— begin —

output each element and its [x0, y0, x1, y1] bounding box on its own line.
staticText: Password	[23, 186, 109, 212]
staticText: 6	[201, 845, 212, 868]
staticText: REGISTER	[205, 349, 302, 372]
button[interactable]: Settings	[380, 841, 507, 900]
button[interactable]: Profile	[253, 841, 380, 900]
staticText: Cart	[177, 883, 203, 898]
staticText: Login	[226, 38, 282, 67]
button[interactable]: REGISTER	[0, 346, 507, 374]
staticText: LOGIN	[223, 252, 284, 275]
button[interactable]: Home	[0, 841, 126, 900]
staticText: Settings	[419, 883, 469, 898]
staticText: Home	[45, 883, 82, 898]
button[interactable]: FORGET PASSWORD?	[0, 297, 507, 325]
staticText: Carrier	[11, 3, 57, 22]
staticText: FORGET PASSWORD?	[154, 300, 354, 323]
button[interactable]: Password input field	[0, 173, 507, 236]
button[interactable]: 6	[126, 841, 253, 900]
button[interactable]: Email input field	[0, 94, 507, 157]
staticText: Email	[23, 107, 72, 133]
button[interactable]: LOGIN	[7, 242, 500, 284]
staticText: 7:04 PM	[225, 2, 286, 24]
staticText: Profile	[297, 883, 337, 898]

— end —

## INSTRUCTION
Print every line of the data above again, unchanged and in the same order.

## CORRECT ANSWER
output each element and its [x0, y0, x1, y1] bounding box on its own line.
staticText: Password	[23, 186, 109, 212]
staticText: 6	[201, 845, 212, 868]
staticText: REGISTER	[205, 349, 302, 372]
button[interactable]: Settings	[380, 841, 507, 900]
button[interactable]: Profile	[253, 841, 380, 900]
staticText: Cart	[177, 883, 203, 898]
staticText: Login	[226, 38, 282, 67]
button[interactable]: REGISTER	[0, 346, 507, 374]
staticText: LOGIN	[223, 252, 284, 275]
button[interactable]: Home	[0, 841, 126, 900]
staticText: Settings	[419, 883, 469, 898]
staticText: Home	[45, 883, 82, 898]
button[interactable]: FORGET PASSWORD?	[0, 297, 507, 325]
staticText: Carrier	[11, 3, 57, 22]
staticText: FORGET PASSWORD?	[154, 300, 354, 323]
button[interactable]: Password input field	[0, 173, 507, 236]
button[interactable]: 6	[126, 841, 253, 900]
button[interactable]: Email input field	[0, 94, 507, 157]
staticText: Email	[23, 107, 72, 133]
button[interactable]: LOGIN	[7, 242, 500, 284]
staticText: 7:04 PM	[225, 2, 286, 24]
staticText: Profile	[297, 883, 337, 898]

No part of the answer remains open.